WHAT THE TASK REQUIRES: Return each line containing "预拌砂浆".

______

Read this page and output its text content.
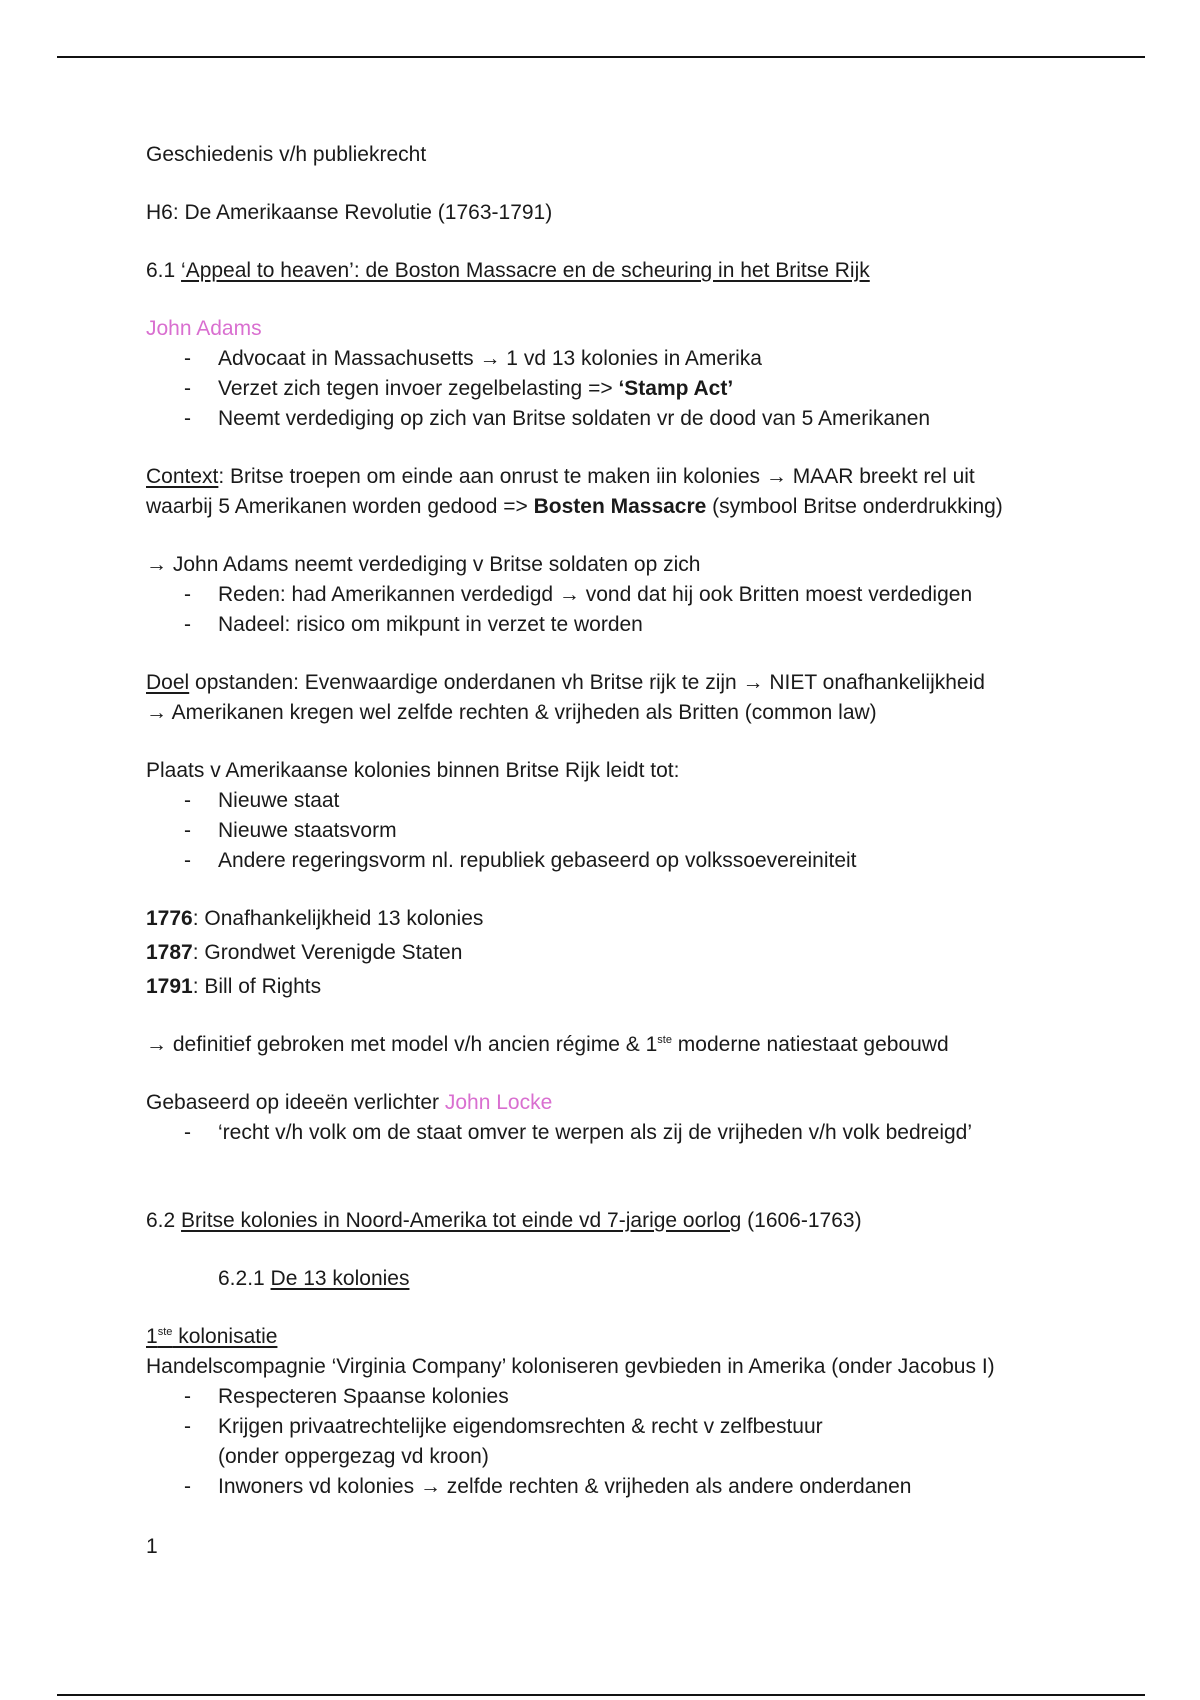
Geschiedenis v/h publiekrecht

H6: De Amerikaanse Revolutie (1763-1791)

6.1 ‘Appeal to heaven’: de Boston Massacre en de scheuring in het Britse Rijk

John Adams

- Advocaat in Massachusetts → 1 vd 13 kolonies in Amerika
- Verzet zich tegen invoer zegelbelasting => ‘Stamp Act’
- Neemt verdediging op zich van Britse soldaten vr de dood van 5 Amerikanen

Context: Britse troepen om einde aan onrust te maken iin kolonies → MAAR breekt rel uit

waarbij 5 Amerikanen worden gedood => Bosten Massacre (symbool Britse onderdrukking)

→ John Adams neemt verdediging v Britse soldaten op zich

- Reden: had Amerikannen verdedigd → vond dat hij ook Britten moest verdedigen
- Nadeel: risico om mikpunt in verzet te worden

Doel opstanden: Evenwaardige onderdanen vh Britse rijk te zijn → NIET onafhankelijkheid

→ Amerikanen kregen wel zelfde rechten & vrijheden als Britten (common law)

Plaats v Amerikaanse kolonies binnen Britse Rijk leidt tot:

- Nieuwe staat
- Nieuwe staatsvorm
- Andere regeringsvorm nl. republiek gebaseerd op volkssoevereiniteit

1776: Onafhankelijkheid 13 kolonies

1787: Grondwet Verenigde Staten

1791: Bill of Rights

→ definitief gebroken met model v/h ancien régime & 1ste moderne natiestaat gebouwd

Gebaseerd op ideeën verlichter John Locke

- ‘recht v/h volk om de staat omver te werpen als zij de vrijheden v/h volk bedreigd’

6.2 Britse kolonies in Noord-Amerika tot einde vd 7-jarige oorlog (1606-1763)

6.2.1 De 13 kolonies

1ste kolonisatie

Handelscompagnie ‘Virginia Company’ koloniseren gevbieden in Amerika (onder Jacobus I)

- Respecteren Spaanse kolonies
- Krijgen privaatrechtelijke eigendomsrechten & recht v zelfbestuur

(onder oppergezag vd kroon)

- Inwoners vd kolonies → zelfde rechten & vrijheden als andere onderdanen

1
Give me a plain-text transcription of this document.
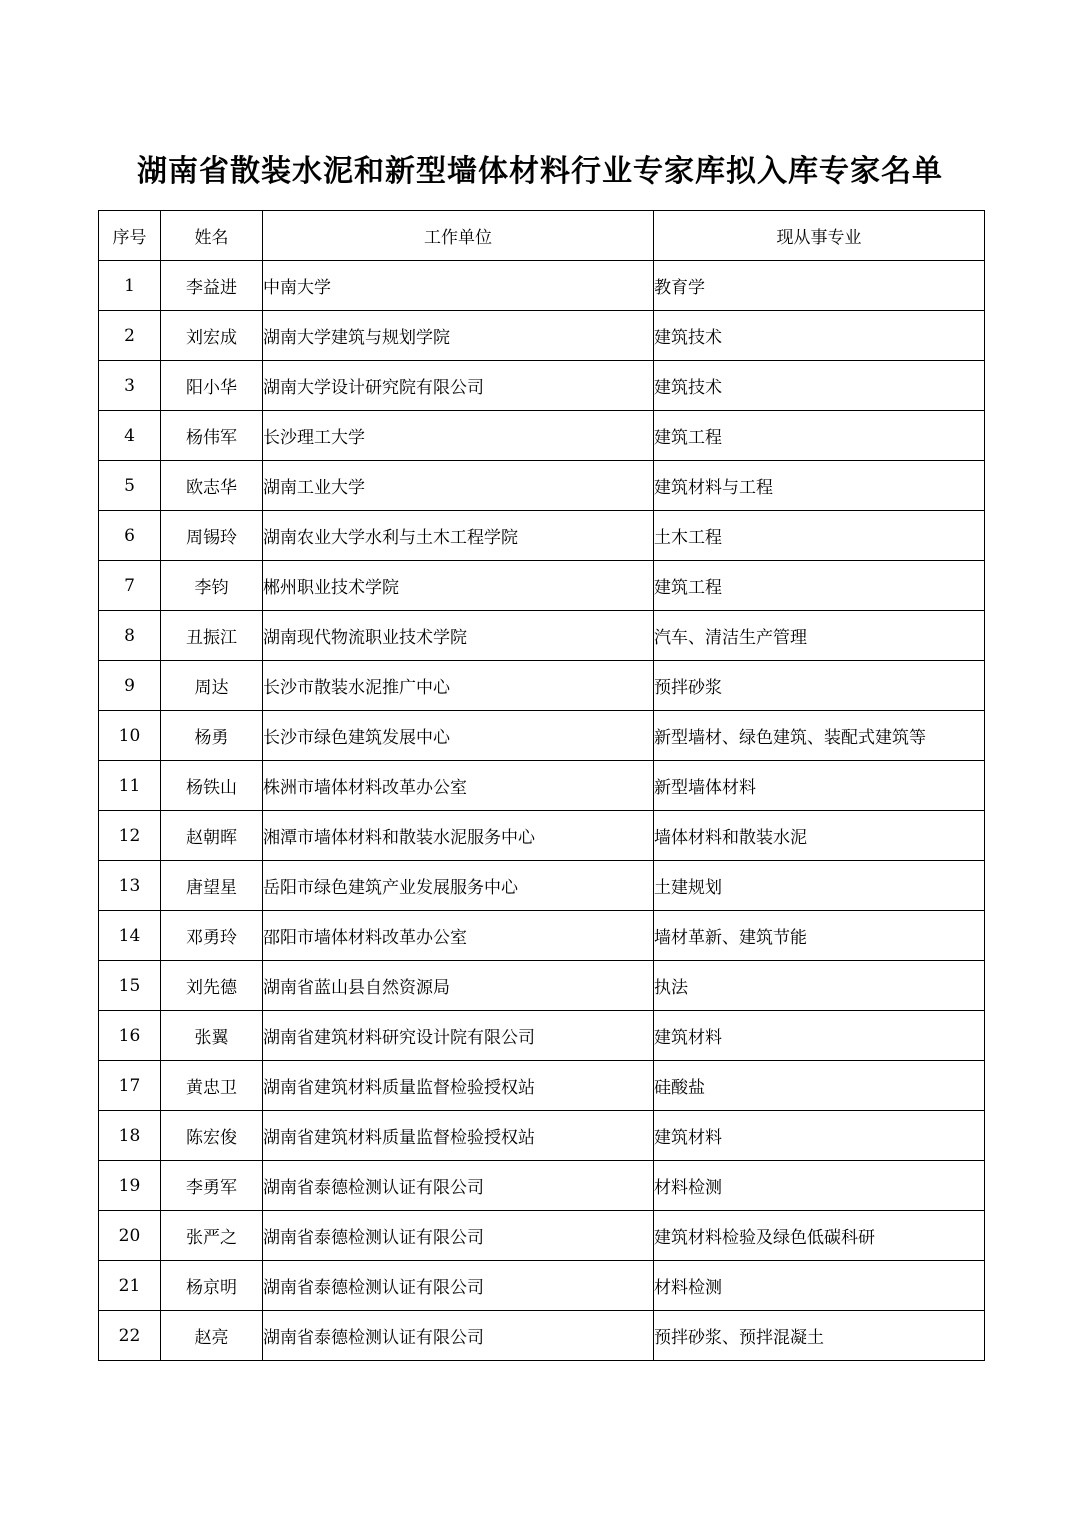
湖南省散装水泥和新型墙体材料行业专家库拟入库专家名单
序号	姓名	工作单位	现从事专业
1	李益进	中南大学	教育学
2	刘宏成	湖南大学建筑与规划学院	建筑技术
3	阳小华	湖南大学设计研究院有限公司	建筑技术
4	杨伟军	长沙理工大学	建筑工程
5	欧志华	湖南工业大学	建筑材料与工程
6	周锡玲	湖南农业大学水利与土木工程学院	土木工程
7	李钧	郴州职业技术学院	建筑工程
8	丑振江	湖南现代物流职业技术学院	汽车、清洁生产管理
9	周达	长沙市散装水泥推广中心	预拌砂浆
10	杨勇	长沙市绿色建筑发展中心	新型墙材、绿色建筑、装配式建筑等
11	杨铁山	株洲市墙体材料改革办公室	新型墙体材料
12	赵朝晖	湘潭市墙体材料和散装水泥服务中心	墙体材料和散装水泥
13	唐望星	岳阳市绿色建筑产业发展服务中心	土建规划
14	邓勇玲	邵阳市墙体材料改革办公室	墙材革新、建筑节能
15	刘先德	湖南省蓝山县自然资源局	执法
16	张翼	湖南省建筑材料研究设计院有限公司	建筑材料
17	黄忠卫	湖南省建筑材料质量监督检验授权站	硅酸盐
18	陈宏俊	湖南省建筑材料质量监督检验授权站	建筑材料
19	李勇军	湖南省泰德检测认证有限公司	材料检测
20	张严之	湖南省泰德检测认证有限公司	建筑材料检验及绿色低碳科研
21	杨京明	湖南省泰德检测认证有限公司	材料检测
22	赵亮	湖南省泰德检测认证有限公司	预拌砂浆、预拌混凝土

______

OUTPUT:
9	周达	长沙市散装水泥推广中心	预拌砂浆
22	赵亮	湖南省泰德检测认证有限公司	预拌砂浆、预拌混凝土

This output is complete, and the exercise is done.